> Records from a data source

--- BEGIN ---

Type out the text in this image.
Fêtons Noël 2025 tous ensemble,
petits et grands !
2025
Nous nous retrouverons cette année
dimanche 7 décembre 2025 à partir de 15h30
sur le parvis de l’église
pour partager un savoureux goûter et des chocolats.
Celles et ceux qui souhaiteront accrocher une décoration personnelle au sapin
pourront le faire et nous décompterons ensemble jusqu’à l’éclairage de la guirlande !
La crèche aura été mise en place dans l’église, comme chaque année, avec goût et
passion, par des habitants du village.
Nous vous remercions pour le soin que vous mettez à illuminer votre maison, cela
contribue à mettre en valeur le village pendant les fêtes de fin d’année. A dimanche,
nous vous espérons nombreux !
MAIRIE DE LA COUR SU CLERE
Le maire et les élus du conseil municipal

--- END ---

> Task directions
Look through the material and copy each line that has "dimanche".

> Answer to the task
dimanche 7 décembre 2025 à partir de 15h30
contribue à mettre en valeur le village pendant les fêtes de fin d’année. A dimanche,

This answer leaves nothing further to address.